### MATERIAL FOR THIS TASK
--------

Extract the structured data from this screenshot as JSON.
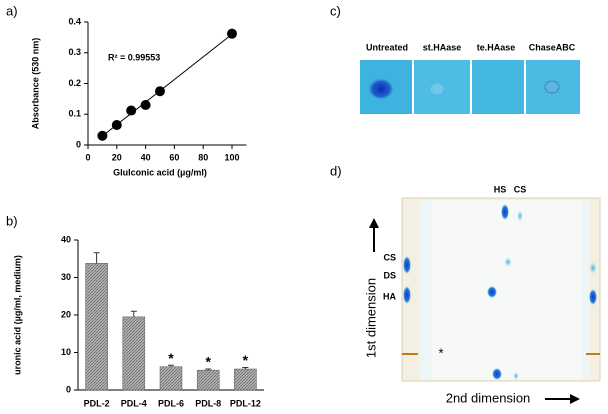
{
  "chart_data": [
    {
      "type": "scatter",
      "x_label": "Glulconic acid (µg/ml)",
      "y_label": "Absorbance (530 nm)",
      "annotation": "R² = 0.99553",
      "x": [
        10,
        20,
        30,
        40,
        50,
        100
      ],
      "values": [
        0.03,
        0.065,
        0.112,
        0.13,
        0.175,
        0.362
      ],
      "color": "#000000",
      "trendline": "linear",
      "xlim": [
        0,
        110
      ],
      "xticks": [
        0,
        20,
        40,
        60,
        80,
        100
      ],
      "ylim": [
        0,
        0.4
      ],
      "yticks": [
        0,
        0.1,
        0.2,
        0.3,
        0.4
      ]
    },
    {
      "type": "bar",
      "y_label": "uronic acid (µg/ml, medium)",
      "categories": [
        "PDL-2",
        "PDL-4",
        "PDL-6",
        "PDL-8",
        "PDL-12"
      ],
      "values": [
        33.8,
        19.5,
        6.2,
        5.3,
        5.6
      ],
      "errors": [
        2.8,
        1.5,
        0.4,
        0.3,
        0.4
      ],
      "annotations": [
        null,
        null,
        "*",
        "*",
        "*"
      ],
      "color": "#9a9a9a",
      "ylim": [
        0,
        40
      ],
      "yticks": [
        0,
        10,
        20,
        30,
        40
      ]
    }
  ],
  "panel_labels": [
    "a)",
    "b)",
    "c)",
    "d)"
  ],
  "dot_blot": {
    "labels": [
      "Untreated",
      "st.HAase",
      "te.HAase",
      "ChaseABC"
    ]
  },
  "tlc": {
    "top_labels": [
      "HS",
      "CS"
    ],
    "side_labels": [
      "CS",
      "DS",
      "HA"
    ],
    "marker": "*",
    "y_axis_label": "1st dimension",
    "x_axis_label": "2nd dimension"
  }
}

--------

### CHALLENGE
Omit all pictures while transcribing the entries verbatim.

### RESULT OF THE EXERCISE
Extract the structured data from this screenshot as JSON.
{
  "chart_data": [
    {
      "type": "scatter",
      "x_label": "Glulconic acid (µg/ml)",
      "y_label": "Absorbance (530 nm)",
      "annotation": "R² = 0.99553",
      "x": [
        10,
        20,
        30,
        40,
        50,
        100
      ],
      "values": [
        0.03,
        0.065,
        0.112,
        0.13,
        0.175,
        0.362
      ],
      "color": "#000000",
      "trendline": "linear",
      "xlim": [
        0,
        110
      ],
      "xticks": [
        0,
        20,
        40,
        60,
        80,
        100
      ],
      "ylim": [
        0,
        0.4
      ],
      "yticks": [
        0,
        0.1,
        0.2,
        0.3,
        0.4
      ]
    },
    {
      "type": "bar",
      "y_label": "uronic acid (µg/ml, medium)",
      "categories": [
        "PDL-2",
        "PDL-4",
        "PDL-6",
        "PDL-8",
        "PDL-12"
      ],
      "values": [
        33.8,
        19.5,
        6.2,
        5.3,
        5.6
      ],
      "errors": [
        2.8,
        1.5,
        0.4,
        0.3,
        0.4
      ],
      "annotations": [
        null,
        null,
        "*",
        "*",
        "*"
      ],
      "color": "#9a9a9a",
      "ylim": [
        0,
        40
      ],
      "yticks": [
        0,
        10,
        20,
        30,
        40
      ]
    }
  ],
  "panel_labels": [
    "a)",
    "b)",
    "c)",
    "d)"
  ],
  "dot_blot": {
    "labels": [
      "Untreated",
      "st.HAase",
      "te.HAase",
      "ChaseABC"
    ]
  },
  "tlc": {
    "top_labels": [
      "HS",
      "CS"
    ],
    "side_labels": [
      "CS",
      "DS",
      "HA"
    ],
    "marker": "*",
    "y_axis_label": "1st dimension",
    "x_axis_label": "2nd dimension"
  }
}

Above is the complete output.